Material provided:
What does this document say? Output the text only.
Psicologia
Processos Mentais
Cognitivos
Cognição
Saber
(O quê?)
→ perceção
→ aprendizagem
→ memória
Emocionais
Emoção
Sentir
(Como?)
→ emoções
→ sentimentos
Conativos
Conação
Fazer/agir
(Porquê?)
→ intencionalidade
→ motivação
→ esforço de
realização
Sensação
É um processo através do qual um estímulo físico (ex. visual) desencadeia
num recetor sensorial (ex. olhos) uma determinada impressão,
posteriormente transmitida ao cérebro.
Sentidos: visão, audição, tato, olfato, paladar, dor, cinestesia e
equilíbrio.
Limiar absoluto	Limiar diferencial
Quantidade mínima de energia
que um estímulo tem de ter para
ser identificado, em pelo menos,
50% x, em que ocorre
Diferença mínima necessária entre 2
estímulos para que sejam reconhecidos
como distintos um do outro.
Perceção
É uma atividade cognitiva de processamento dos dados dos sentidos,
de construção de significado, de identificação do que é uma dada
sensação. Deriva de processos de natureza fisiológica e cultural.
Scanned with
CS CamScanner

Requirement:
Repeat each entry word for word.

Response for this exercise:
What does this document say? Output the text only.
Psicologia
Processos Mentais
Cognitivos
Cognição
Saber
(O quê?)
→ perceção
→ aprendizagem
→ memória
Emocionais
Emoção
Sentir
(Como?)
→ emoções
→ sentimentos
Conativos
Conação
Fazer/agir
(Porquê?)
→ intencionalidade
→ motivação
→ esforço de
realização
Sensação
É um processo através do qual um estímulo físico (ex. visual) desencadeia
num recetor sensorial (ex. olhos) uma determinada impressão,
posteriormente transmitida ao cérebro.
Sentidos: visão, audição, tato, olfato, paladar, dor, cinestesia e
equilíbrio.
Limiar absoluto	Limiar diferencial
Quantidade mínima de energia
que um estímulo tem de ter para
ser identificado, em pelo menos,
50% x, em que ocorre
Diferença mínima necessária entre 2
estímulos para que sejam reconhecidos
como distintos um do outro.
Perceção
É uma atividade cognitiva de processamento dos dados dos sentidos,
de construção de significado, de identificação do que é uma dada
sensação. Deriva de processos de natureza fisiológica e cultural.
Scanned with
CS CamScanner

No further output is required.